(Figure dataset records)

=======

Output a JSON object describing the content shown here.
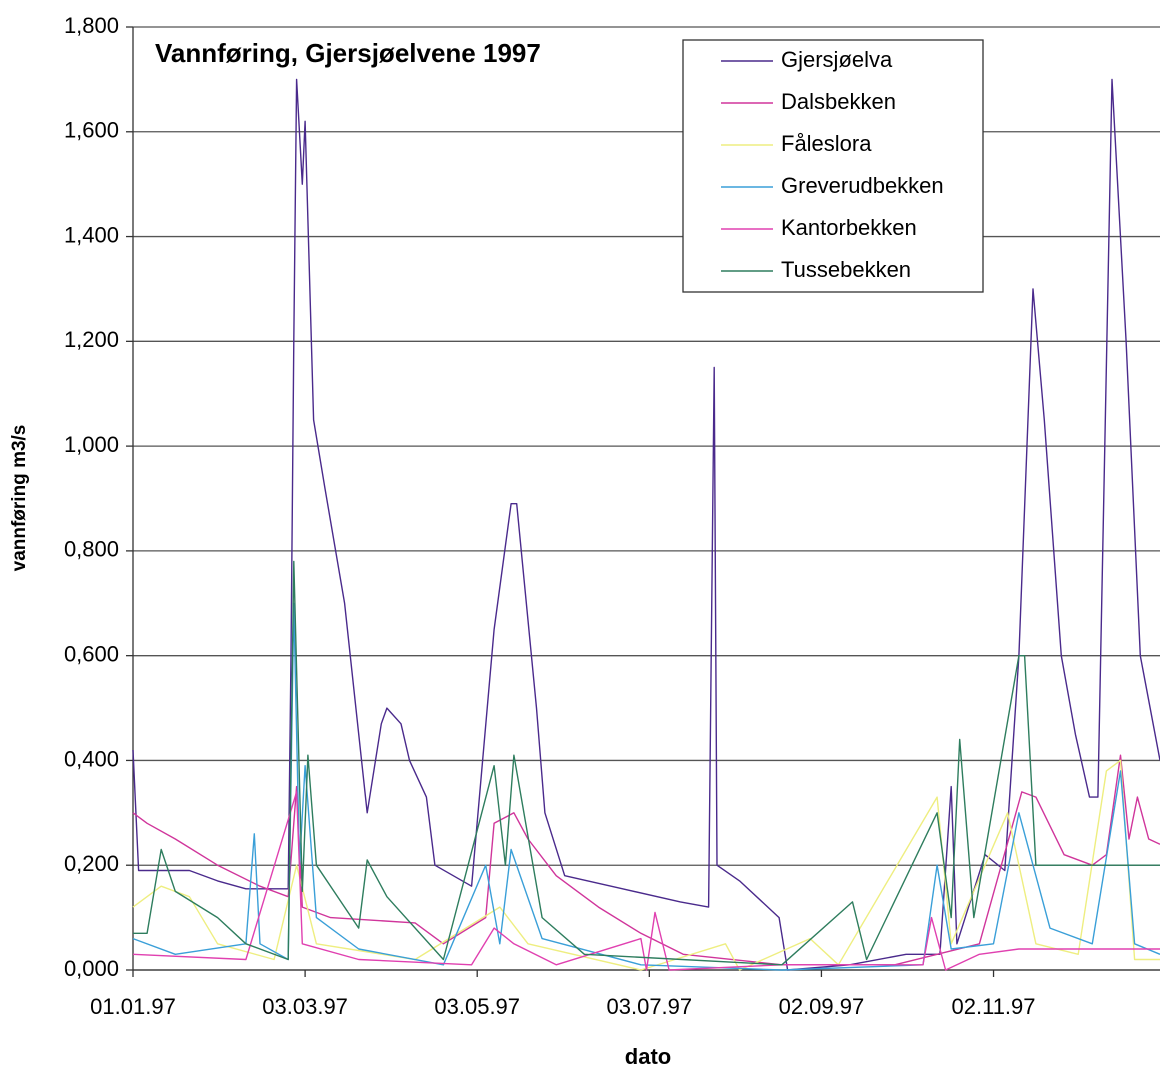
{
  "chart_data": {
    "type": "line",
    "title": "Vannføring, Gjersjøelvene 1997",
    "x_label": "dato",
    "y_label": "vannføring m3/s",
    "xlim": [
      "1997-01-01",
      "1997-12-31"
    ],
    "xticks": [
      {
        "value": "1997-01-01",
        "label": "01.01.97"
      },
      {
        "value": "1997-03-03",
        "label": "03.03.97"
      },
      {
        "value": "1997-05-03",
        "label": "03.05.97"
      },
      {
        "value": "1997-07-03",
        "label": "03.07.97"
      },
      {
        "value": "1997-09-02",
        "label": "02.09.97"
      },
      {
        "value": "1997-11-02",
        "label": "02.11.97"
      }
    ],
    "ylim": [
      0,
      1.8
    ],
    "yticks": [
      {
        "value": 0,
        "label": "0,000"
      },
      {
        "value": 0.2,
        "label": "0,200"
      },
      {
        "value": 0.4,
        "label": "0,400"
      },
      {
        "value": 0.6,
        "label": "0,600"
      },
      {
        "value": 0.8,
        "label": "0,800"
      },
      {
        "value": 1.0,
        "label": "1,000"
      },
      {
        "value": 1.2,
        "label": "1,200"
      },
      {
        "value": 1.4,
        "label": "1,400"
      },
      {
        "value": 1.6,
        "label": "1,600"
      },
      {
        "value": 1.8,
        "label": "1,800"
      }
    ],
    "grid": true,
    "legend": "top-right",
    "series": [
      {
        "name": "Gjersjøelva",
        "color": "#4a2a8c",
        "x": [
          "1997-01-01",
          "1997-01-03",
          "1997-01-21",
          "1997-01-31",
          "1997-02-10",
          "1997-02-25",
          "1997-02-26",
          "1997-02-27",
          "1997-02-28",
          "1997-03-02",
          "1997-03-03",
          "1997-03-06",
          "1997-03-10",
          "1997-03-17",
          "1997-03-25",
          "1997-03-30",
          "1997-04-01",
          "1997-04-06",
          "1997-04-09",
          "1997-04-15",
          "1997-04-18",
          "1997-05-01",
          "1997-05-09",
          "1997-05-15",
          "1997-05-17",
          "1997-05-24",
          "1997-05-27",
          "1997-06-03",
          "1997-07-14",
          "1997-07-24",
          "1997-07-26",
          "1997-07-27",
          "1997-08-04",
          "1997-08-18",
          "1997-08-21",
          "1997-09-12",
          "1997-10-02",
          "1997-10-14",
          "1997-10-18",
          "1997-10-20",
          "1997-10-30",
          "1997-11-06",
          "1997-11-11",
          "1997-11-16",
          "1997-11-20",
          "1997-11-26",
          "1997-12-01",
          "1997-12-06",
          "1997-12-09",
          "1997-12-14",
          "1997-12-19",
          "1997-12-24",
          "1997-12-31"
        ],
        "values": [
          0.42,
          0.19,
          0.19,
          0.17,
          0.155,
          0.155,
          0.6,
          1.2,
          1.7,
          1.5,
          1.62,
          1.05,
          0.92,
          0.7,
          0.3,
          0.47,
          0.5,
          0.47,
          0.4,
          0.33,
          0.2,
          0.16,
          0.65,
          0.89,
          0.89,
          0.5,
          0.3,
          0.18,
          0.13,
          0.12,
          1.15,
          0.2,
          0.17,
          0.1,
          0.0,
          0.01,
          0.03,
          0.03,
          0.35,
          0.05,
          0.22,
          0.19,
          0.6,
          1.3,
          1.05,
          0.6,
          0.45,
          0.33,
          0.33,
          1.7,
          1.2,
          0.6,
          0.4
        ]
      },
      {
        "name": "Dalsbekken",
        "color": "#d0359b",
        "x": [
          "1997-01-01",
          "1997-01-06",
          "1997-01-16",
          "1997-01-31",
          "1997-02-15",
          "1997-02-25",
          "1997-02-28",
          "1997-03-02",
          "1997-03-12",
          "1997-04-11",
          "1997-04-21",
          "1997-05-06",
          "1997-05-09",
          "1997-05-16",
          "1997-05-21",
          "1997-05-31",
          "1997-06-15",
          "1997-06-30",
          "1997-07-15",
          "1997-08-19",
          "1997-09-28",
          "1997-10-28",
          "1997-11-12",
          "1997-11-17",
          "1997-11-27",
          "1997-12-07",
          "1997-12-12",
          "1997-12-17",
          "1997-12-20",
          "1997-12-23",
          "1997-12-27",
          "1997-12-31"
        ],
        "values": [
          0.3,
          0.28,
          0.25,
          0.2,
          0.16,
          0.14,
          0.35,
          0.12,
          0.1,
          0.09,
          0.05,
          0.1,
          0.28,
          0.3,
          0.25,
          0.18,
          0.12,
          0.07,
          0.03,
          0.01,
          0.01,
          0.05,
          0.34,
          0.33,
          0.22,
          0.2,
          0.22,
          0.41,
          0.25,
          0.33,
          0.25,
          0.24
        ]
      },
      {
        "name": "Fåleslora",
        "color": "#eeee80",
        "x": [
          "1997-01-01",
          "1997-01-11",
          "1997-01-21",
          "1997-01-31",
          "1997-02-20",
          "1997-02-28",
          "1997-03-07",
          "1997-04-11",
          "1997-05-11",
          "1997-05-21",
          "1997-06-30",
          "1997-07-30",
          "1997-08-04",
          "1997-08-29",
          "1997-09-08",
          "1997-10-13",
          "1997-10-18",
          "1997-11-07",
          "1997-11-17",
          "1997-12-02",
          "1997-12-12",
          "1997-12-17",
          "1997-12-22",
          "1997-12-31"
        ],
        "values": [
          0.12,
          0.16,
          0.14,
          0.05,
          0.02,
          0.2,
          0.05,
          0.02,
          0.12,
          0.05,
          0.0,
          0.05,
          0.0,
          0.06,
          0.01,
          0.33,
          0.05,
          0.3,
          0.05,
          0.03,
          0.38,
          0.4,
          0.02,
          0.02
        ]
      },
      {
        "name": "Greverudbekken",
        "color": "#3a9fd8",
        "x": [
          "1997-01-01",
          "1997-01-16",
          "1997-02-10",
          "1997-02-13",
          "1997-02-15",
          "1997-02-25",
          "1997-02-27",
          "1997-03-01",
          "1997-03-03",
          "1997-03-07",
          "1997-03-22",
          "1997-04-21",
          "1997-05-06",
          "1997-05-11",
          "1997-05-15",
          "1997-05-26",
          "1997-06-30",
          "1997-08-19",
          "1997-10-08",
          "1997-10-13",
          "1997-10-18",
          "1997-11-02",
          "1997-11-11",
          "1997-11-22",
          "1997-12-07",
          "1997-12-17",
          "1997-12-22",
          "1997-12-31"
        ],
        "values": [
          0.06,
          0.03,
          0.05,
          0.26,
          0.05,
          0.02,
          0.7,
          0.2,
          0.39,
          0.1,
          0.04,
          0.01,
          0.2,
          0.05,
          0.23,
          0.06,
          0.01,
          0.0,
          0.01,
          0.2,
          0.04,
          0.05,
          0.3,
          0.08,
          0.05,
          0.38,
          0.05,
          0.03
        ]
      },
      {
        "name": "Kantorbekken",
        "color": "#e040b0",
        "x": [
          "1997-01-01",
          "1997-02-10",
          "1997-02-28",
          "1997-03-02",
          "1997-03-22",
          "1997-05-01",
          "1997-05-09",
          "1997-05-16",
          "1997-05-31",
          "1997-06-30",
          "1997-07-02",
          "1997-07-05",
          "1997-07-10",
          "1997-08-19",
          "1997-10-08",
          "1997-10-11",
          "1997-10-16",
          "1997-10-28",
          "1997-11-11",
          "1997-12-31"
        ],
        "values": [
          0.03,
          0.02,
          0.34,
          0.05,
          0.02,
          0.01,
          0.08,
          0.05,
          0.01,
          0.06,
          0.0,
          0.11,
          0.0,
          0.01,
          0.01,
          0.1,
          0.0,
          0.03,
          0.04,
          0.04
        ]
      },
      {
        "name": "Tussebekken",
        "color": "#2e7d5e",
        "x": [
          "1997-01-01",
          "1997-01-06",
          "1997-01-11",
          "1997-01-16",
          "1997-01-31",
          "1997-02-10",
          "1997-02-25",
          "1997-02-27",
          "1997-03-02",
          "1997-03-04",
          "1997-03-07",
          "1997-03-22",
          "1997-03-25",
          "1997-04-01",
          "1997-04-21",
          "1997-05-09",
          "1997-05-13",
          "1997-05-16",
          "1997-05-26",
          "1997-06-10",
          "1997-08-19",
          "1997-09-13",
          "1997-09-18",
          "1997-10-13",
          "1997-10-18",
          "1997-10-21",
          "1997-10-26",
          "1997-11-11",
          "1997-11-13",
          "1997-11-17",
          "1997-12-31"
        ],
        "values": [
          0.07,
          0.07,
          0.23,
          0.15,
          0.1,
          0.05,
          0.02,
          0.78,
          0.15,
          0.41,
          0.2,
          0.08,
          0.21,
          0.14,
          0.02,
          0.39,
          0.2,
          0.41,
          0.1,
          0.03,
          0.01,
          0.13,
          0.02,
          0.3,
          0.1,
          0.44,
          0.1,
          0.6,
          0.6,
          0.2,
          0.2
        ]
      }
    ]
  }
}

=======

### Exercise description:
Find the word "name" in the entries, and copy every line it shows up in.

### Expected output:
        "name": "Gjersjøelva",
        "name": "Dalsbekken",
        "name": "Fåleslora",
        "name": "Greverudbekken",
        "name": "Kantorbekken",
        "name": "Tussebekken",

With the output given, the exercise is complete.